• DO THIS:
Copy out every line exactly as given.

• GIVEN ENTRIES:
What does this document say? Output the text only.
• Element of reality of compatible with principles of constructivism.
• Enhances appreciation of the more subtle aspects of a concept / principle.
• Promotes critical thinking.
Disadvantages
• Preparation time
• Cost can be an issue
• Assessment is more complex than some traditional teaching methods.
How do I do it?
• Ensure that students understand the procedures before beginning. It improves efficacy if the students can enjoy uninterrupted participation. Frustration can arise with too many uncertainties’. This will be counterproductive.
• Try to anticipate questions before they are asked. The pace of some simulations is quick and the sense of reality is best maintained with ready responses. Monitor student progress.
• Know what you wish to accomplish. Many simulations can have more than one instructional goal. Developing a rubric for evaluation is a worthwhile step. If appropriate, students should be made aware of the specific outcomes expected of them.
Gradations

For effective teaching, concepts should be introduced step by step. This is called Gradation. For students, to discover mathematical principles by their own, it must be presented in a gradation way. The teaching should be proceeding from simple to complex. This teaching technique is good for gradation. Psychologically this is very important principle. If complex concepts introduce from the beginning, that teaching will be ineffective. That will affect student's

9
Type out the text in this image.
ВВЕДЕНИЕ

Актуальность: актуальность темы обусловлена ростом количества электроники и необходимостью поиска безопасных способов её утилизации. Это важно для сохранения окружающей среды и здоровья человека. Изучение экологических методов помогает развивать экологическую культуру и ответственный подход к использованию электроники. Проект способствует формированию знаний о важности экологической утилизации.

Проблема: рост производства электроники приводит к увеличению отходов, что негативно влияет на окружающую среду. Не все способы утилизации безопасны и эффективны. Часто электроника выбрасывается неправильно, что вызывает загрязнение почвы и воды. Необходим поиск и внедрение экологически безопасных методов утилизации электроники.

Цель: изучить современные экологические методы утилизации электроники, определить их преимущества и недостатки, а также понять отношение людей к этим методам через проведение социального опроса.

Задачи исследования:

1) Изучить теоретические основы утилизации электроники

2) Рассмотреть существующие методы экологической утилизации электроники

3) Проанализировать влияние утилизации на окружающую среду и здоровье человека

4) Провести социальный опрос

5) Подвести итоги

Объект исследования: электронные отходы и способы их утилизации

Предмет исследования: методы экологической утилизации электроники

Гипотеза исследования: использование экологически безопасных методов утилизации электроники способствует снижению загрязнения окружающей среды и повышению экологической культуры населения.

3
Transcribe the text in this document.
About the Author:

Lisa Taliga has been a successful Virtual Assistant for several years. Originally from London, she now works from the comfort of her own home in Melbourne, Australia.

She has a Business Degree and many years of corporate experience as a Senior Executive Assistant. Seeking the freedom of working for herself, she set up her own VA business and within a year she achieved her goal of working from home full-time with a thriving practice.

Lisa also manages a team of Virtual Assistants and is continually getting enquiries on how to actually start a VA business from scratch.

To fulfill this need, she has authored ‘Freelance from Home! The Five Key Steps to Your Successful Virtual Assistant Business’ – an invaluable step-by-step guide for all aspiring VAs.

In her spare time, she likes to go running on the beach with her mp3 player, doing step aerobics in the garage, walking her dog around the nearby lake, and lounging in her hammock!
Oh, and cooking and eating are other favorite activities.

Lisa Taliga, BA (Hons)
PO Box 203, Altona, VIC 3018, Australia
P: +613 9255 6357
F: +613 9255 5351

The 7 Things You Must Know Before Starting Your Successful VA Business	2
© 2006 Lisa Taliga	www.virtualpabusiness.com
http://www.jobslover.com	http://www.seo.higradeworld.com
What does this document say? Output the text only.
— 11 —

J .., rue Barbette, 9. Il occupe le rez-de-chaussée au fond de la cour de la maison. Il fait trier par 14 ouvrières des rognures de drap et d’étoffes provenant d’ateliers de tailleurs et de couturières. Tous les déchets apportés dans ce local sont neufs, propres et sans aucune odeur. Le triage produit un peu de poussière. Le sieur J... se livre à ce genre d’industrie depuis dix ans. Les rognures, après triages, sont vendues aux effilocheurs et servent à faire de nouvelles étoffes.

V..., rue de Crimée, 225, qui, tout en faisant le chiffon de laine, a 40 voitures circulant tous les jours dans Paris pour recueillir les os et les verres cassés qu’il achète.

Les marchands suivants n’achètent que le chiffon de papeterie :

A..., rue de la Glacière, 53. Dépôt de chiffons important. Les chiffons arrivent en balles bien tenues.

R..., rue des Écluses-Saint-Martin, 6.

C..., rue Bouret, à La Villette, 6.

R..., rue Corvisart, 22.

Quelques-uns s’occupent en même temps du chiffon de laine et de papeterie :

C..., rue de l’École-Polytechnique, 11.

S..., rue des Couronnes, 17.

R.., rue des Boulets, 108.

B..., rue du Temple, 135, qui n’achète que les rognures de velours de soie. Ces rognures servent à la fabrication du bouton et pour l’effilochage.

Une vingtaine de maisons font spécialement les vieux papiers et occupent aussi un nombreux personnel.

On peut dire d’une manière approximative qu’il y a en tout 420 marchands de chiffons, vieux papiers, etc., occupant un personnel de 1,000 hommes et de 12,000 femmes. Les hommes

• RESULT OF THE EXERCISE:
What does this document say? Output the text only.
• Element of reality of compatible with principles of constructivism.
• Enhances appreciation of the more subtle aspects of a concept / principle.
• Promotes critical thinking.
Disadvantages
• Preparation time
• Cost can be an issue
• Assessment is more complex than some traditional teaching methods.
How do I do it?
• Ensure that students understand the procedures before beginning. It improves efficacy if the students can enjoy uninterrupted participation. Frustration can arise with too many uncertainties’. This will be counterproductive.
• Try to anticipate questions before they are asked. The pace of some simulations is quick and the sense of reality is best maintained with ready responses. Monitor student progress.
• Know what you wish to accomplish. Many simulations can have more than one instructional goal. Developing a rubric for evaluation is a worthwhile step. If appropriate, students should be made aware of the specific outcomes expected of them.
Gradations

For effective teaching, concepts should be introduced step by step. This is called Gradation. For students, to discover mathematical principles by their own, it must be presented in a gradation way. The teaching should be proceeding from simple to complex. This teaching technique is good for gradation. Psychologically this is very important principle. If complex concepts introduce from the beginning, that teaching will be ineffective. That will affect student's

9
Type out the text in this image.
ВВЕДЕНИЕ

Актуальность: актуальность темы обусловлена ростом количества электроники и необходимостью поиска безопасных способов её утилизации. Это важно для сохранения окружающей среды и здоровья человека. Изучение экологических методов помогает развивать экологическую культуру и ответственный подход к использованию электроники. Проект способствует формированию знаний о важности экологической утилизации.

Проблема: рост производства электроники приводит к увеличению отходов, что негативно влияет на окружающую среду. Не все способы утилизации безопасны и эффективны. Часто электроника выбрасывается неправильно, что вызывает загрязнение почвы и воды. Необходим поиск и внедрение экологически безопасных методов утилизации электроники.

Цель: изучить современные экологические методы утилизации электроники, определить их преимущества и недостатки, а также понять отношение людей к этим методам через проведение социального опроса.

Задачи исследования:

1) Изучить теоретические основы утилизации электроники

2) Рассмотреть существующие методы экологической утилизации электроники

3) Проанализировать влияние утилизации на окружающую среду и здоровье человека

4) Провести социальный опрос

5) Подвести итоги

Объект исследования: электронные отходы и способы их утилизации

Предмет исследования: методы экологической утилизации электроники

Гипотеза исследования: использование экологически безопасных методов утилизации электроники способствует снижению загрязнения окружающей среды и повышению экологической культуры населения.

3
Transcribe the text in this document.
About the Author:

Lisa Taliga has been a successful Virtual Assistant for several years. Originally from London, she now works from the comfort of her own home in Melbourne, Australia.

She has a Business Degree and many years of corporate experience as a Senior Executive Assistant. Seeking the freedom of working for herself, she set up her own VA business and within a year she achieved her goal of working from home full-time with a thriving practice.

Lisa also manages a team of Virtual Assistants and is continually getting enquiries on how to actually start a VA business from scratch.

To fulfill this need, she has authored ‘Freelance from Home! The Five Key Steps to Your Successful Virtual Assistant Business’ – an invaluable step-by-step guide for all aspiring VAs.

In her spare time, she likes to go running on the beach with her mp3 player, doing step aerobics in the garage, walking her dog around the nearby lake, and lounging in her hammock!
Oh, and cooking and eating are other favorite activities.

Lisa Taliga, BA (Hons)
PO Box 203, Altona, VIC 3018, Australia
P: +613 9255 6357
F: +613 9255 5351

The 7 Things You Must Know Before Starting Your Successful VA Business	2
© 2006 Lisa Taliga	www.virtualpabusiness.com
http://www.jobslover.com	http://www.seo.higradeworld.com
What does this document say? Output the text only.
— 11 —

J .., rue Barbette, 9. Il occupe le rez-de-chaussée au fond de la cour de la maison. Il fait trier par 14 ouvrières des rognures de drap et d’étoffes provenant d’ateliers de tailleurs et de couturières. Tous les déchets apportés dans ce local sont neufs, propres et sans aucune odeur. Le triage produit un peu de poussière. Le sieur J... se livre à ce genre d’industrie depuis dix ans. Les rognures, après triages, sont vendues aux effilocheurs et servent à faire de nouvelles étoffes.

V..., rue de Crimée, 225, qui, tout en faisant le chiffon de laine, a 40 voitures circulant tous les jours dans Paris pour recueillir les os et les verres cassés qu’il achète.

Les marchands suivants n’achètent que le chiffon de papeterie :

A..., rue de la Glacière, 53. Dépôt de chiffons important. Les chiffons arrivent en balles bien tenues.

R..., rue des Écluses-Saint-Martin, 6.

C..., rue Bouret, à La Villette, 6.

R..., rue Corvisart, 22.

Quelques-uns s’occupent en même temps du chiffon de laine et de papeterie :

C..., rue de l’École-Polytechnique, 11.

S..., rue des Couronnes, 17.

R.., rue des Boulets, 108.

B..., rue du Temple, 135, qui n’achète que les rognures de velours de soie. Ces rognures servent à la fabrication du bouton et pour l’effilochage.

Une vingtaine de maisons font spécialement les vieux papiers et occupent aussi un nombreux personnel.

On peut dire d’une manière approximative qu’il y a en tout 420 marchands de chiffons, vieux papiers, etc., occupant un personnel de 1,000 hommes et de 12,000 femmes. Les hommes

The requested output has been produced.